:: Data records ::
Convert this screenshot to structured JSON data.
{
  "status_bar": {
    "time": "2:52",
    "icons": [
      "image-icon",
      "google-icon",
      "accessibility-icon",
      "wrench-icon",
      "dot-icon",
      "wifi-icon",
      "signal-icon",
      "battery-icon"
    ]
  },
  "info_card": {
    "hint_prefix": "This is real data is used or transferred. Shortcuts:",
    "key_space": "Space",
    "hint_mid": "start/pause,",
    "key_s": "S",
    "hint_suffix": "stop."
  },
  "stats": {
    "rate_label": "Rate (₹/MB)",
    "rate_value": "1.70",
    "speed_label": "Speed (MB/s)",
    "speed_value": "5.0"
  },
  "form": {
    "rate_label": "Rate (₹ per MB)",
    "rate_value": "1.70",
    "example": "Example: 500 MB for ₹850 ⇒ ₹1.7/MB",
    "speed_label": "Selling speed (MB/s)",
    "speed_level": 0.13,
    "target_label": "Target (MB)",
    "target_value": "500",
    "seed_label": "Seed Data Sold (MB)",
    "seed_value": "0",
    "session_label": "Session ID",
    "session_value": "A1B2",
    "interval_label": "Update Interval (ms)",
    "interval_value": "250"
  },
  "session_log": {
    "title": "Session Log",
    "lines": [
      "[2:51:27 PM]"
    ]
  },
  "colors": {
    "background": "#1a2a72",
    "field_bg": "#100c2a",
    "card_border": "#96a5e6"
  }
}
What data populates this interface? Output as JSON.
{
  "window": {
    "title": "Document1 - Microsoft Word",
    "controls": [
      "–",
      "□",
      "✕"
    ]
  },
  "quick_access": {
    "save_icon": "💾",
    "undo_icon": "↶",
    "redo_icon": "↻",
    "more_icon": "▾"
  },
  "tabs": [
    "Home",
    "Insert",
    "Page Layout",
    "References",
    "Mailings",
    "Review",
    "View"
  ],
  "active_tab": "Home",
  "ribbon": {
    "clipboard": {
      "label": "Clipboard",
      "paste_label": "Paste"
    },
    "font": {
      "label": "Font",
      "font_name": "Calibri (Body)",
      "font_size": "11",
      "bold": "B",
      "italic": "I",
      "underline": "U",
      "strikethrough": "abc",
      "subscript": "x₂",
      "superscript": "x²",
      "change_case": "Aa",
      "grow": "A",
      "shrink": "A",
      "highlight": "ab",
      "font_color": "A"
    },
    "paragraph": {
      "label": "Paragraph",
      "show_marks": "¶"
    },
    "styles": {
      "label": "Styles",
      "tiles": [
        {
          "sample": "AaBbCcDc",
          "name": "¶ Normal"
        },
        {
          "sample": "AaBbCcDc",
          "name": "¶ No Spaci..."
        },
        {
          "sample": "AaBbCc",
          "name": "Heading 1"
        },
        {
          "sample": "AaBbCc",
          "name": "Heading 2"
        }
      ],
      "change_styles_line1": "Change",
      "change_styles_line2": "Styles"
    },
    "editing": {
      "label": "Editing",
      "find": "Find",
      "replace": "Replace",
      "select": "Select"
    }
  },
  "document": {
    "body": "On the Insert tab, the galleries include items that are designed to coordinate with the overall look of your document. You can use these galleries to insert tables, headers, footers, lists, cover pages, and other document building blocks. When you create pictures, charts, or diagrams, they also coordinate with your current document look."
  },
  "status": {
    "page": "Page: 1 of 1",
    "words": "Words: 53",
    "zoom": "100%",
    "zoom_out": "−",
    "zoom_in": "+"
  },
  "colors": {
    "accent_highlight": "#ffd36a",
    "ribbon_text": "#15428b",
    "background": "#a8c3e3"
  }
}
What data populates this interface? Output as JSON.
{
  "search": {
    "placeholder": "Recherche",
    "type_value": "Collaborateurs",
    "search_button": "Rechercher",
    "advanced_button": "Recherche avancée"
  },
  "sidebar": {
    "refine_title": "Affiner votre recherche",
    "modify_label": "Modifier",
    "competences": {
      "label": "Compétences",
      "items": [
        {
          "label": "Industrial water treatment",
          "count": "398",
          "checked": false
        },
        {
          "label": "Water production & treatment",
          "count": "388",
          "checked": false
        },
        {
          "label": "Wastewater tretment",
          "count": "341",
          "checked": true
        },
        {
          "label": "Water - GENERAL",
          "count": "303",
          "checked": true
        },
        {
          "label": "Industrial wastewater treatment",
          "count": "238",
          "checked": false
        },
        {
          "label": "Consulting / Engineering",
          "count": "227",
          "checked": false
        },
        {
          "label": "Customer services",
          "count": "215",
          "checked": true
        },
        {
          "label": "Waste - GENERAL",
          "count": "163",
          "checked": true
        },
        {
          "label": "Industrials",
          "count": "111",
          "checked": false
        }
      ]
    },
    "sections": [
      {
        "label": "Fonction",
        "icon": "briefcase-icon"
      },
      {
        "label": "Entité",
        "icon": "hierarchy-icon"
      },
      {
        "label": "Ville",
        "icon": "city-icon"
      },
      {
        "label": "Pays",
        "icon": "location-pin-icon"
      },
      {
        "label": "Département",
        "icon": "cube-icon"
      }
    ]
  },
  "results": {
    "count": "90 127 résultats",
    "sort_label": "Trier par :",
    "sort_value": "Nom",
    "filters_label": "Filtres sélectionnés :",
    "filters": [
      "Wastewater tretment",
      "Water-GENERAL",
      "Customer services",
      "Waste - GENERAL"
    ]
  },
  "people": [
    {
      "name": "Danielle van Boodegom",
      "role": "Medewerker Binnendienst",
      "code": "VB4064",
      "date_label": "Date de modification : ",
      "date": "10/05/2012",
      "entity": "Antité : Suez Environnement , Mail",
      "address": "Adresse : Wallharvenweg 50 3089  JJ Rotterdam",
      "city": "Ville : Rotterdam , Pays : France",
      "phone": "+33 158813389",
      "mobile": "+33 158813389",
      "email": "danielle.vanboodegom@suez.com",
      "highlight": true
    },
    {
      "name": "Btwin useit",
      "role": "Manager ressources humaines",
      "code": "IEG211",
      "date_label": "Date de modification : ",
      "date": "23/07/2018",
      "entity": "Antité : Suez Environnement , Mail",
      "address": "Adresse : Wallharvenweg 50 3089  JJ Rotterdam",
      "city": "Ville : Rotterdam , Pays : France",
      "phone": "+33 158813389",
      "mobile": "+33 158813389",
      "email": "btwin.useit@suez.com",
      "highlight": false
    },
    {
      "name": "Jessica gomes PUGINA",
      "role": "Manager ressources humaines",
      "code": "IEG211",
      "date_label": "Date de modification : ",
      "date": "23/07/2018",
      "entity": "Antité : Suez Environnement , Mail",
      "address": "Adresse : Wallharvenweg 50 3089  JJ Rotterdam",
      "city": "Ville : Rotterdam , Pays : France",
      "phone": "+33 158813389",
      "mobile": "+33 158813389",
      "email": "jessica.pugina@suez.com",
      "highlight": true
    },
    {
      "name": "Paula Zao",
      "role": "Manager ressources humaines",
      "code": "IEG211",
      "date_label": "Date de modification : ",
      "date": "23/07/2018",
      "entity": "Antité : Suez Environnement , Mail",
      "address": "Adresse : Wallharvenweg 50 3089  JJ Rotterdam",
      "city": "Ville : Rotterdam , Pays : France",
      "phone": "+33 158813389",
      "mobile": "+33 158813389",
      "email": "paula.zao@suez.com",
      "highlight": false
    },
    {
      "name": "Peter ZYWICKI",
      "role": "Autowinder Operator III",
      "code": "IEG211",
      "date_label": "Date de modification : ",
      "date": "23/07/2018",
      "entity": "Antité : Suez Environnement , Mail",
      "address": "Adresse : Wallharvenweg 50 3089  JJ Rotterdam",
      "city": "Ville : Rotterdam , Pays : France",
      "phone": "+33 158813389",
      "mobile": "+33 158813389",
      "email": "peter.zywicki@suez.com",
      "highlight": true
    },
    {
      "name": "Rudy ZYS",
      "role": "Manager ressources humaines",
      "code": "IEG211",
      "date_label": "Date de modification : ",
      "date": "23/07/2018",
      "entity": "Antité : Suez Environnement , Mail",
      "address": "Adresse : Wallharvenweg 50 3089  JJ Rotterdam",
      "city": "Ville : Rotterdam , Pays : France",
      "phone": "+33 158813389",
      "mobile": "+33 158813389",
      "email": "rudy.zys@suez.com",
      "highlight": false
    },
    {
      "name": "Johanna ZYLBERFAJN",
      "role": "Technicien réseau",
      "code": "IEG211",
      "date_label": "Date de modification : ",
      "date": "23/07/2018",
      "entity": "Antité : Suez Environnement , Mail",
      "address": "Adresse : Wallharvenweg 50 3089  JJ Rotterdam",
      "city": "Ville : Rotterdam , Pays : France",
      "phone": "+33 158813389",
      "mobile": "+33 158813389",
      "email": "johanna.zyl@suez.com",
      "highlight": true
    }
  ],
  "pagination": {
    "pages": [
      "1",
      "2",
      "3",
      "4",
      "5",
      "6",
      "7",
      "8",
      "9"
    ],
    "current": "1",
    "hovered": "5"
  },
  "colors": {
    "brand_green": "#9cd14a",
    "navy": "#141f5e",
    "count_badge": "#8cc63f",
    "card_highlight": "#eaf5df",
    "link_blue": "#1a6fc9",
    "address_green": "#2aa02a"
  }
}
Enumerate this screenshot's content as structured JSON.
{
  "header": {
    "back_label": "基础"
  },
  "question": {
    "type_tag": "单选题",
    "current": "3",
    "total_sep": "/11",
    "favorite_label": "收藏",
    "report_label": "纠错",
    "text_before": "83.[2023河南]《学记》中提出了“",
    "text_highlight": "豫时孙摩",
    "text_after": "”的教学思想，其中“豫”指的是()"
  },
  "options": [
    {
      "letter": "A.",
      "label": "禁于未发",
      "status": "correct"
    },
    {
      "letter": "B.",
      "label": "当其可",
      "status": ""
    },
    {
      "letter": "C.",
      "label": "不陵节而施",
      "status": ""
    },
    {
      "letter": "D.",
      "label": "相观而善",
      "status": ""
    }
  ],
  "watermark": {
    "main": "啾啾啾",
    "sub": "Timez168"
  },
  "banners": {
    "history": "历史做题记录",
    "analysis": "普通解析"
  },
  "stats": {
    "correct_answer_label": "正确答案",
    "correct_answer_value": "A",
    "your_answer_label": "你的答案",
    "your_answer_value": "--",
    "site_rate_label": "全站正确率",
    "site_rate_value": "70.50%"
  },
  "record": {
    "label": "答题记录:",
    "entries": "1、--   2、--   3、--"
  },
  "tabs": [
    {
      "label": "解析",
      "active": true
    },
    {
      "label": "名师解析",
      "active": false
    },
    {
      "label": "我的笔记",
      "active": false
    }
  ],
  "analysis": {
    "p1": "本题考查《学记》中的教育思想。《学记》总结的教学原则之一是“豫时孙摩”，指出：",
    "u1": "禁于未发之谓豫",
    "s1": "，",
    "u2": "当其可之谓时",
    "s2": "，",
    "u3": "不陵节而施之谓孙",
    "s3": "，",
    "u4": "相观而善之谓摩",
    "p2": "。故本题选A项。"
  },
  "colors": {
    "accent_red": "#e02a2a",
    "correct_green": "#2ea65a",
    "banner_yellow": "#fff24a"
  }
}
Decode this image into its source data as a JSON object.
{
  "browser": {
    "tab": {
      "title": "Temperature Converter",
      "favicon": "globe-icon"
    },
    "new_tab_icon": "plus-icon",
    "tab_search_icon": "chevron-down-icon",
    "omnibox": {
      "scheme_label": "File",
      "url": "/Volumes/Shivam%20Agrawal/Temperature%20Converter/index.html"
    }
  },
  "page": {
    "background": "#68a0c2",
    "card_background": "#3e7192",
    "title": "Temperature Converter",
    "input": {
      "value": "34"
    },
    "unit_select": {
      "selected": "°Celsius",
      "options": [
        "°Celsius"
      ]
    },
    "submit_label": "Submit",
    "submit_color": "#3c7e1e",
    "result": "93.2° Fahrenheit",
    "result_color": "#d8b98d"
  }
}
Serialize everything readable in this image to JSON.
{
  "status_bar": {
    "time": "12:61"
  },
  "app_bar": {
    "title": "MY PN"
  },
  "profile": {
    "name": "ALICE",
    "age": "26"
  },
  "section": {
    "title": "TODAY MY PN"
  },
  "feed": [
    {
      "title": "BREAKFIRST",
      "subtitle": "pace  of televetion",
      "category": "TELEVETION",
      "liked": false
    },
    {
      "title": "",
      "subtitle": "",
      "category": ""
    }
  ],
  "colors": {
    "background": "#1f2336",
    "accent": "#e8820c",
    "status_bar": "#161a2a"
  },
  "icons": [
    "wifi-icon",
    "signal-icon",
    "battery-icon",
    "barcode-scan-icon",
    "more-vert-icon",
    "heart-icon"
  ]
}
:::
• _Set problem_
Take every line containing the word "services" and copy it.

• _Exercise response_
          "label": "Customer services",
      "Customer services",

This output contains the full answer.